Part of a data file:
● ● ● ● ● ● ●

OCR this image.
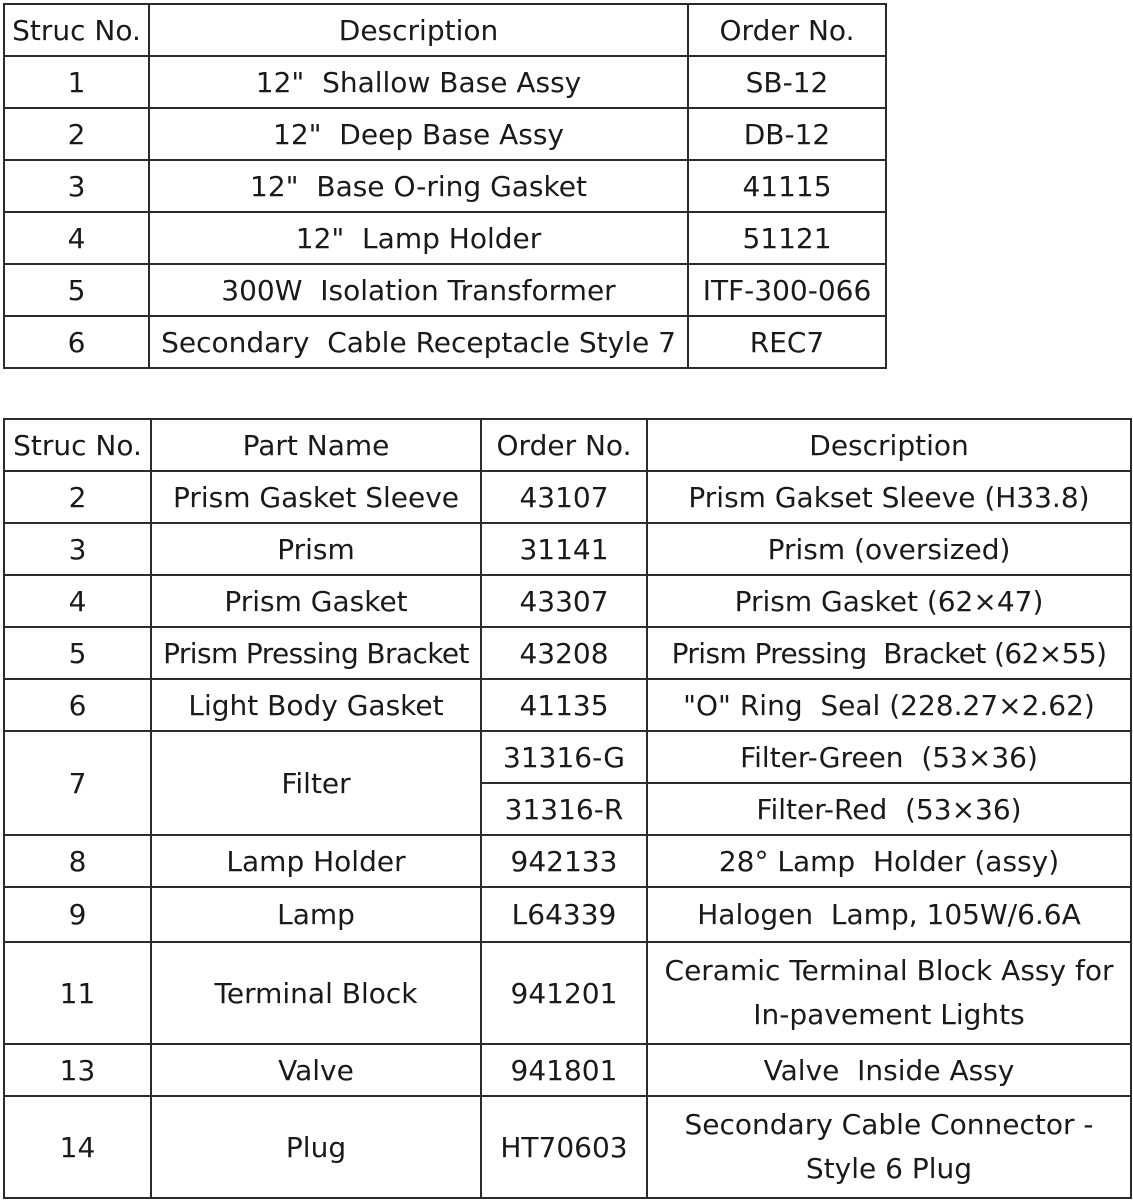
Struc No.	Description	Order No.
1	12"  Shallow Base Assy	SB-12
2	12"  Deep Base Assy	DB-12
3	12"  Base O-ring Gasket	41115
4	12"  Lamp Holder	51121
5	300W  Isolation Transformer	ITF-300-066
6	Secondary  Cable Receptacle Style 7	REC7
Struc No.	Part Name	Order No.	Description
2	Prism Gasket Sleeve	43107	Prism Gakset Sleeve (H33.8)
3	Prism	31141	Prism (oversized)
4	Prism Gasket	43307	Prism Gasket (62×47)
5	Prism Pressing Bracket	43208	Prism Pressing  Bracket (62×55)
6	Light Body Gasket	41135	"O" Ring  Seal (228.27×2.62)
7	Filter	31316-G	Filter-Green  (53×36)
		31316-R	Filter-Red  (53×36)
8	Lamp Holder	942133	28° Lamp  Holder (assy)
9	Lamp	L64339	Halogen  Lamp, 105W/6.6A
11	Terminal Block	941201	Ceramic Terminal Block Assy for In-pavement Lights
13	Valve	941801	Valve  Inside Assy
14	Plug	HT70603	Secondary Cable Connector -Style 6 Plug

● ● ● ● ● ● ●

REQUIRED WORK =
Write out the listing word for word, omitting the pictures it holds.

THE COMPLETED TASK =
OCR this image.
Struc No.	Description	Order No.
1	12"  Shallow Base Assy	SB-12
2	12"  Deep Base Assy	DB-12
3	12"  Base O-ring Gasket	41115
4	12"  Lamp Holder	51121
5	300W  Isolation Transformer	ITF-300-066
6	Secondary  Cable Receptacle Style 7	REC7
Struc No.	Part Name	Order No.	Description
2	Prism Gasket Sleeve	43107	Prism Gakset Sleeve (H33.8)
3	Prism	31141	Prism (oversized)
4	Prism Gasket	43307	Prism Gasket (62×47)
5	Prism Pressing Bracket	43208	Prism Pressing  Bracket (62×55)
6	Light Body Gasket	41135	"O" Ring  Seal (228.27×2.62)
7	Filter	31316-G	Filter-Green  (53×36)
		31316-R	Filter-Red  (53×36)
8	Lamp Holder	942133	28° Lamp  Holder (assy)
9	Lamp	L64339	Halogen  Lamp, 105W/6.6A
11	Terminal Block	941201	Ceramic Terminal Block Assy for In-pavement Lights
13	Valve	941801	Valve  Inside Assy
14	Plug	HT70603	Secondary Cable Connector -Style 6 Plug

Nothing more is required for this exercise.